AIM OF THE TASK
Examine the records and identify each line that includes the string "name". Copy those lines.

MATERIAL
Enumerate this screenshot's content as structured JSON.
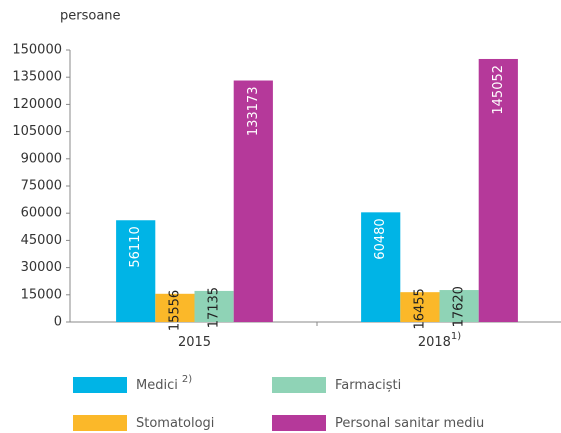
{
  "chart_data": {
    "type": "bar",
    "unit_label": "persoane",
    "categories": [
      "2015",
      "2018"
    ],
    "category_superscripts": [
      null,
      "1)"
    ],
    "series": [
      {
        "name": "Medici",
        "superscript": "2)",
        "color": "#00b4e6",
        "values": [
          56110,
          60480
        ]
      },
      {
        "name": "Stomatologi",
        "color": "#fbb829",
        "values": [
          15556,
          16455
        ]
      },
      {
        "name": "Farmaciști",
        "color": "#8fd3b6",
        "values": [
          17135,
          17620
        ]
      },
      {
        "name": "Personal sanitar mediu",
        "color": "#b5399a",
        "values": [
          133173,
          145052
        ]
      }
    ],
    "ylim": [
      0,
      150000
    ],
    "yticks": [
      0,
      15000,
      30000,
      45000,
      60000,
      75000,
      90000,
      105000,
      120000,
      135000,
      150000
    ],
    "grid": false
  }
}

RESPONSE FOR THIS EXERCISE
        "name": "Medici",
        "name": "Stomatologi",
        "name": "Farmaciști",
        "name": "Personal sanitar mediu",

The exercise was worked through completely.